Function to parse and segregate the resume based on headings

In [None]:
def identify_headings(text):
    headings = []
    lines = text.split('\n')

    # Define synonyms and their corresponding fuzz ratio thresholds
    heading_synonyms = {
        "Education": ["Education", "Qualifications", "Educational Qualifications", "Academic Background", "Educational Details", "Education and Training"],
        "Skills": ["Skills", "Technical Skills", "Key Competencies", "Skill Highlights", "Primary Skills", "Specializations", "Areas of Expertise", "Expertise", "Programming Languages"],
        "Experience": ["Work Experience", "Professional Background", "Professional Experience", "Work History", "Teaching Experience", "Employment History"],
        "Achievements": ["Accomplishments", "Achievements", "Notable Projects", "Qualifications"],
        "Others": ["Awards", "Honors", "Recognition", "Publications", "Certifications", "Presentations", "Volunteer Experience", "Leadership Experience","Interests","Hobbies", "Languages", "Licenses"],
        "Summary": ["Career Overview", "Summary", "About Me", "Profile Summary", "Highlights", "Objective"]
    }

    for line in lines:
        line = line.strip()

§ **Short problem A**
Give back the resume heading parser code in full, character for character.

§ **Input records**
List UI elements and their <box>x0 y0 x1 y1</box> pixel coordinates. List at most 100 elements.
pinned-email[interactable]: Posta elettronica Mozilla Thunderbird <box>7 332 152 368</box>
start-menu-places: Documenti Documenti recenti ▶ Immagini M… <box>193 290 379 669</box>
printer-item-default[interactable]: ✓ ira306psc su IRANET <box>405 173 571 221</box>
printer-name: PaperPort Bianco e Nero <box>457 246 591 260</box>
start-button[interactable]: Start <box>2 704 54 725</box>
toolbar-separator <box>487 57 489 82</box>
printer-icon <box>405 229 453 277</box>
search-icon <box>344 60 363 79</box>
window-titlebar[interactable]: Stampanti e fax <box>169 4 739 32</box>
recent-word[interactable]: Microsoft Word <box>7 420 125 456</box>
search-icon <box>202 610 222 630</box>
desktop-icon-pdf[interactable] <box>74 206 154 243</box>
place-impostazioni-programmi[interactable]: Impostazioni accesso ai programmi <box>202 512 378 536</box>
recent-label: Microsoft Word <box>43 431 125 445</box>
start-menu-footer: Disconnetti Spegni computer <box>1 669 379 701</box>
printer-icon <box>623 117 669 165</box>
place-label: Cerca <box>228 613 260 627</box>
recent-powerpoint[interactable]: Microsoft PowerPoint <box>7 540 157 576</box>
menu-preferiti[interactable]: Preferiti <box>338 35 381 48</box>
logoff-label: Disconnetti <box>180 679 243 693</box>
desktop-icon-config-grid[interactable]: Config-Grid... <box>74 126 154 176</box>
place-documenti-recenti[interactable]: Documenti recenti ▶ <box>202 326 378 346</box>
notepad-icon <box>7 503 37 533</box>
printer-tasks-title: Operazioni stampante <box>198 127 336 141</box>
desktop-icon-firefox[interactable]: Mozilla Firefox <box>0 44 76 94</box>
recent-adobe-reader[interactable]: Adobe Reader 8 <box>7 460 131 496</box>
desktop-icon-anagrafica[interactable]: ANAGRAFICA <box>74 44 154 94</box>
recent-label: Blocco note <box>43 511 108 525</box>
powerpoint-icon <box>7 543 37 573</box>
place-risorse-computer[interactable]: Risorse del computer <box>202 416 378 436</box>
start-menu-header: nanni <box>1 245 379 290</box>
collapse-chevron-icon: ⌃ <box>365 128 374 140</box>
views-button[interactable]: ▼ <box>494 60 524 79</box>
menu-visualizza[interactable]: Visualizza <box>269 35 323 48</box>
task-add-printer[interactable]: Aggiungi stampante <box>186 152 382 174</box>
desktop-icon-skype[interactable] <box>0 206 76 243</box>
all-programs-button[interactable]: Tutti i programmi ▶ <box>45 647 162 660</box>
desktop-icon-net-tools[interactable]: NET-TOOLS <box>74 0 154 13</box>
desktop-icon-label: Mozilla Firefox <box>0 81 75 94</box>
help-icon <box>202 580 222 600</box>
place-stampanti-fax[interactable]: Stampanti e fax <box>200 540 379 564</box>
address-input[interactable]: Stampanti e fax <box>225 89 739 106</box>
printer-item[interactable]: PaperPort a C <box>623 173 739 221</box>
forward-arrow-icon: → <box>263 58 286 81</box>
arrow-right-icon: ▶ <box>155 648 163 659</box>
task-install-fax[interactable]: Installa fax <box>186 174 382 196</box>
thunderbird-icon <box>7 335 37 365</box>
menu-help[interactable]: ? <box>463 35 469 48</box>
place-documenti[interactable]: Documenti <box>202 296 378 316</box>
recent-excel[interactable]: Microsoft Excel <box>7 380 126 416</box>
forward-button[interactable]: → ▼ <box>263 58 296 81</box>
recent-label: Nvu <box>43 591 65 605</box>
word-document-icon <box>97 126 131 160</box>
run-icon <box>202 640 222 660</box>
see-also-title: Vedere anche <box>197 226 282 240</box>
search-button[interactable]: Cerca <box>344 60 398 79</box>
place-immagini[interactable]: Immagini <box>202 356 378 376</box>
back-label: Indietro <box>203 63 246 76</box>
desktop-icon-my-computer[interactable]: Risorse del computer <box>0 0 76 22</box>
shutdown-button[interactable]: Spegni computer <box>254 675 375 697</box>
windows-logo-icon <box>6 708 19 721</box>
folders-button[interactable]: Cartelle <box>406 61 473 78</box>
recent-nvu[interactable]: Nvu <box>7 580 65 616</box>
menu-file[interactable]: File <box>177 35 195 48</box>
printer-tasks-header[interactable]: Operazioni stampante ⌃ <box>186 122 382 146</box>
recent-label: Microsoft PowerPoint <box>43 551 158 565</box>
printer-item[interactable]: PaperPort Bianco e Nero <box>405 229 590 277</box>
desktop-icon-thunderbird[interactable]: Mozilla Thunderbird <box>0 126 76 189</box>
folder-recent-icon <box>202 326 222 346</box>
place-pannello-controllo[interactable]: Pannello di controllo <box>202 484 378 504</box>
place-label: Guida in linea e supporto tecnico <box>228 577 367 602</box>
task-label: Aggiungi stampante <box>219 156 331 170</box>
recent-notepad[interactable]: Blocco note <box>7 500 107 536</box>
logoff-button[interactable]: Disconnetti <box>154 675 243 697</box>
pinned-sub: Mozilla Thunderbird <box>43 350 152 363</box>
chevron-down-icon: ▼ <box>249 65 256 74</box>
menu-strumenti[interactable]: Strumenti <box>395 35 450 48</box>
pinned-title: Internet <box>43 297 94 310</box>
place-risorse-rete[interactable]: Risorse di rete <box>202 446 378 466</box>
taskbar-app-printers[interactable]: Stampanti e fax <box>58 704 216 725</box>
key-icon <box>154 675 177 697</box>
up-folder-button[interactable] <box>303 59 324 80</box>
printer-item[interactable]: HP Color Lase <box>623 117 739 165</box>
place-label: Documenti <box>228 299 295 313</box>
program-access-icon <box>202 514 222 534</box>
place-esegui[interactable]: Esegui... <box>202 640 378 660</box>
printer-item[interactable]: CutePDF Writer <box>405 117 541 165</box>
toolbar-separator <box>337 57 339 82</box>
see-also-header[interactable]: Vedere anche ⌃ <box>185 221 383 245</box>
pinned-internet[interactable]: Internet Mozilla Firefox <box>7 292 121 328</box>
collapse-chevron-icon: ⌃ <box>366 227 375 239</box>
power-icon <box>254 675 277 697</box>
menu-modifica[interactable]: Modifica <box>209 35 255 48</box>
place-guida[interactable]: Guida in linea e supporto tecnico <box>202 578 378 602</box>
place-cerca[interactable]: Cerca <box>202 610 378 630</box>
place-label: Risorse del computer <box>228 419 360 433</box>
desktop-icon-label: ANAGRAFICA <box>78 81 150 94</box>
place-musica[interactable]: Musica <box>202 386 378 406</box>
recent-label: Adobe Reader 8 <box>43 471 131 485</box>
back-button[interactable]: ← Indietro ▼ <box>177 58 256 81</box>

§ **Short problem B**
Retype the records from their first line through the line containing "recent-label: Blocco note", including both of those lines.

§ **Expected output A**
Function to parse and segregate the resume based on headings

In [None]:
def identify_headings(text):
    headings = []
    lines = text.split('\n')

    # Define synonyms and their corresponding fuzz ratio thresholds
    heading_synonyms = {
        "Education": ["Education", "Qualifications", "Educational Qualifications", "Academic Background", "Educational Details", "Education and Training"],
        "Skills": ["Skills", "Technical Skills", "Key Competencies", "Skill Highlights", "Primary Skills", "Specializations", "Areas of Expertise", "Expertise", "Programming Languages"],
        "Experience": ["Work Experience", "Professional Background", "Professional Experience", "Work History", "Teaching Experience", "Employment History"],
        "Achievements": ["Accomplishments", "Achievements", "Notable Projects", "Qualifications"],
        "Others": ["Awards", "Honors", "Recognition", "Publications", "Certifications", "Presentations", "Volunteer Experience", "Leadership Experience","Interests","Hobbies", "Languages", "Licenses"],
        "Summary": ["Career Overview", "Summary", "About Me", "Profile Summary", "Highlights", "Objective"]
    }

    for line in lines:
        line = line.strip()

§ **Expected output B**
List UI elements and their <box>x0 y0 x1 y1</box> pixel coordinates. List at most 100 elements.
pinned-email[interactable]: Posta elettronica Mozilla Thunderbird <box>7 332 152 368</box>
start-menu-places: Documenti Documenti recenti ▶ Immagini M… <box>193 290 379 669</box>
printer-item-default[interactable]: ✓ ira306psc su IRANET <box>405 173 571 221</box>
printer-name: PaperPort Bianco e Nero <box>457 246 591 260</box>
start-button[interactable]: Start <box>2 704 54 725</box>
toolbar-separator <box>487 57 489 82</box>
printer-icon <box>405 229 453 277</box>
search-icon <box>344 60 363 79</box>
window-titlebar[interactable]: Stampanti e fax <box>169 4 739 32</box>
recent-word[interactable]: Microsoft Word <box>7 420 125 456</box>
search-icon <box>202 610 222 630</box>
desktop-icon-pdf[interactable] <box>74 206 154 243</box>
place-impostazioni-programmi[interactable]: Impostazioni accesso ai programmi <box>202 512 378 536</box>
recent-label: Microsoft Word <box>43 431 125 445</box>
start-menu-footer: Disconnetti Spegni computer <box>1 669 379 701</box>
printer-icon <box>623 117 669 165</box>
place-label: Cerca <box>228 613 260 627</box>
recent-powerpoint[interactable]: Microsoft PowerPoint <box>7 540 157 576</box>
menu-preferiti[interactable]: Preferiti <box>338 35 381 48</box>
logoff-label: Disconnetti <box>180 679 243 693</box>
desktop-icon-config-grid[interactable]: Config-Grid... <box>74 126 154 176</box>
place-documenti-recenti[interactable]: Documenti recenti ▶ <box>202 326 378 346</box>
notepad-icon <box>7 503 37 533</box>
printer-tasks-title: Operazioni stampante <box>198 127 336 141</box>
desktop-icon-firefox[interactable]: Mozilla Firefox <box>0 44 76 94</box>
recent-adobe-reader[interactable]: Adobe Reader 8 <box>7 460 131 496</box>
desktop-icon-anagrafica[interactable]: ANAGRAFICA <box>74 44 154 94</box>
recent-label: Blocco note <box>43 511 108 525</box>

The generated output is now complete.